**** GIVEN RECORDS ****
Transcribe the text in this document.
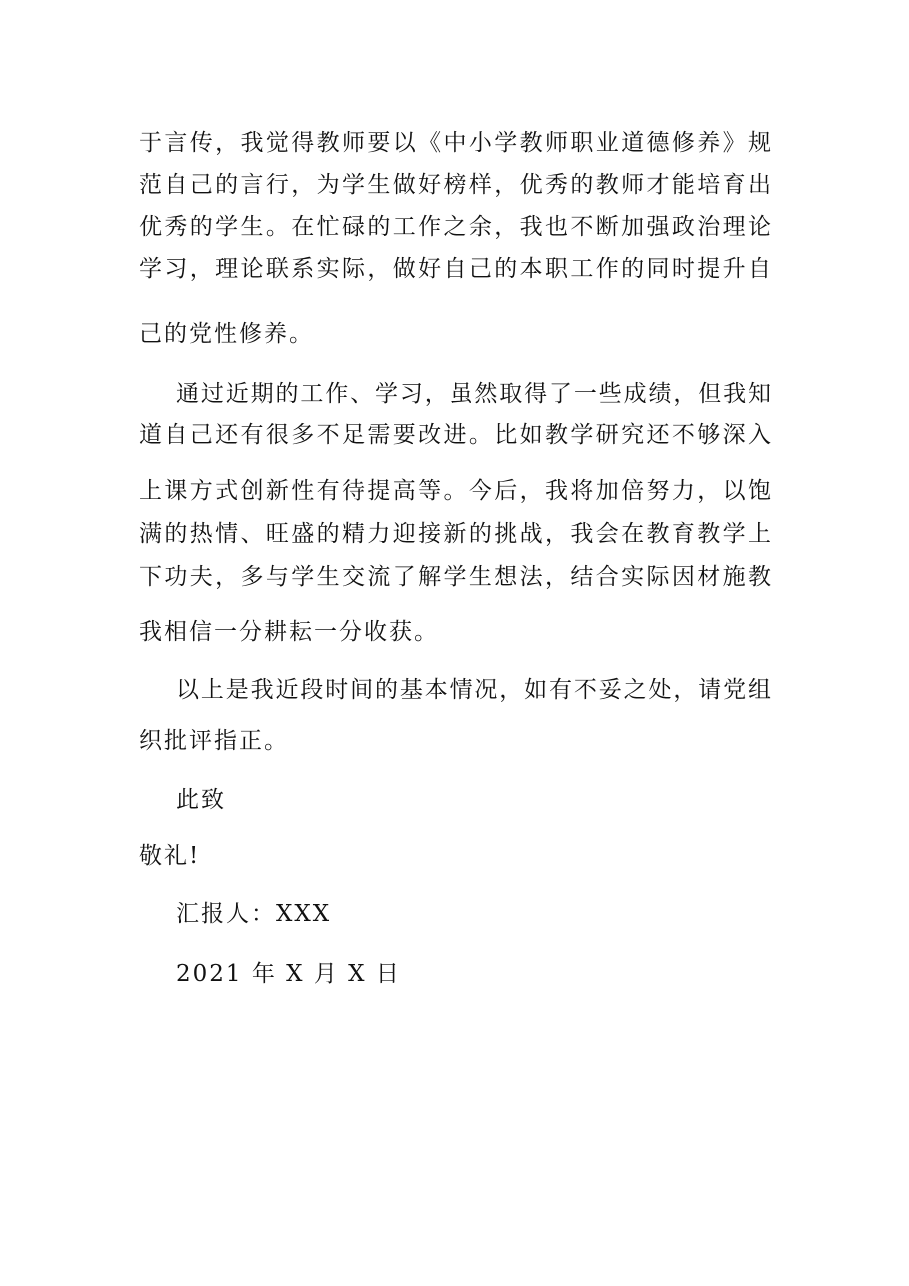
于言传，我觉得教师要以《中小学教师职业道德修养》规
范自己的言行，为学生做好榜样，优秀的教师才能培育出
优秀的学生。在忙碌的工作之余，我也不断加强政治理论
学习，理论联系实际，做好自己的本职工作的同时提升自
己的党性修养。
通过近期的工作、学习，虽然取得了一些成绩，但我知
道自己还有很多不足需要改进。比如教学研究还不够深入
上课方式创新性有待提高等。今后，我将加倍努力，以饱
满的热情、旺盛的精力迎接新的挑战，我会在教育教学上
下功夫，多与学生交流了解学生想法，结合实际因材施教
我相信一分耕耘一分收获。
以上是我近段时间的基本情况，如有不妥之处，请党组
织批评指正。
此致
敬礼!
汇报人：XXX
2021 年 X 月 X 日
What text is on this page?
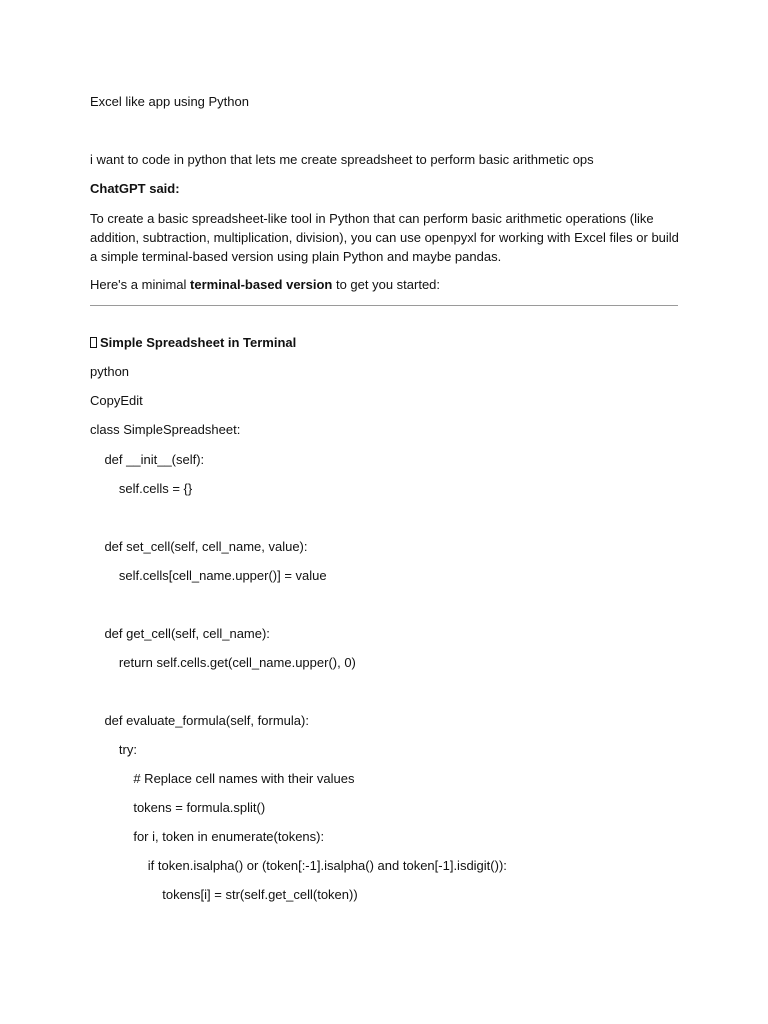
Excel like app using Python
i want to code in python that lets me create spreadsheet to perform basic arithmetic ops
ChatGPT said:
To create a basic spreadsheet-like tool in Python that can perform basic arithmetic operations (like addition, subtraction, multiplication, division), you can use openpyxl for working with Excel files or build a simple terminal-based version using plain Python and maybe pandas.
Here's a minimal terminal-based version to get you started:
Simple Spreadsheet in Terminal
python
CopyEdit
class SimpleSpreadsheet:
def __init__(self):
self.cells = {}
def set_cell(self, cell_name, value):
self.cells[cell_name.upper()] = value
def get_cell(self, cell_name):
return self.cells.get(cell_name.upper(), 0)
def evaluate_formula(self, formula):
try:
# Replace cell names with their values
tokens = formula.split()
for i, token in enumerate(tokens):
if token.isalpha() or (token[:-1].isalpha() and token[-1].isdigit()):
tokens[i] = str(self.get_cell(token))
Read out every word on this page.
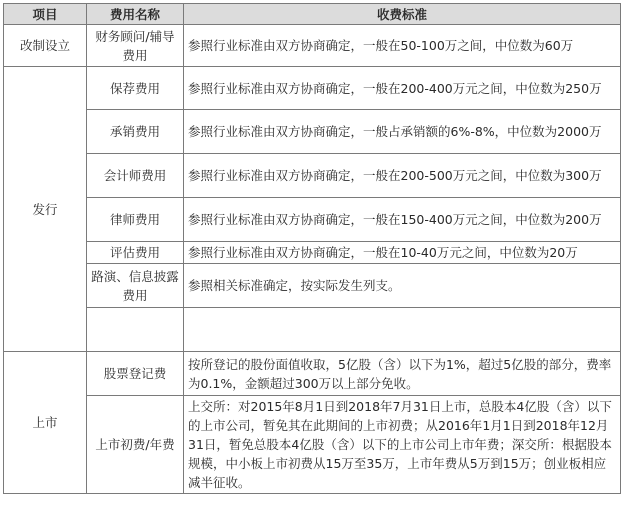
项目	费用名称	收费标准
改制设立	财务顾问/辅导费用	参照行业标准由双方协商确定，一般在50-100万之间，中位数为60万
发行	保荐费用	参照行业标准由双方协商确定，一般在200-400万元之间，中位数为250万
	承销费用	参照行业标准由双方协商确定，一般占承销额的6%-8%，中位数为2000万
	会计师费用	参照行业标准由双方协商确定，一般在200-500万元之间，中位数为300万
	律师费用	参照行业标准由双方协商确定，一般在150-400万元之间，中位数为200万
	评估费用	参照行业标准由双方协商确定，一般在10-40万元之间，中位数为20万
	路演、信息披露费用	参照相关标准确定，按实际发生列支。

上市	股票登记费	按所登记的股份面值收取，5亿股（含）以下为1%，超过5亿股的部分，费率为0.1%，金额超过300万以上部分免收。
	上市初费/年费	上交所：对2015年8月1日到2018年7月31日上市，总股本4亿股（含）以下的上市公司，暂免其在此期间的上市初费；从2016年1月1日到2018年12月31日，暂免总股本4亿股（含）以下的上市公司上市年费；深交所：根据股本规模，中小板上市初费从15万至35万，上市年费从5万到15万；创业板相应减半征收。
****
For each line of the listing that holds the word "create", show that line.

i want to code in python that lets me create spreadsheet to perform basic arithmetic ops
To create a basic spreadsheet-like tool in Python that can perform basic arithmetic operations (like addition, subtraction, multiplication, division), you can use openpyxl for working with Excel files or build a simple terminal-based version using plain Python and maybe pandas.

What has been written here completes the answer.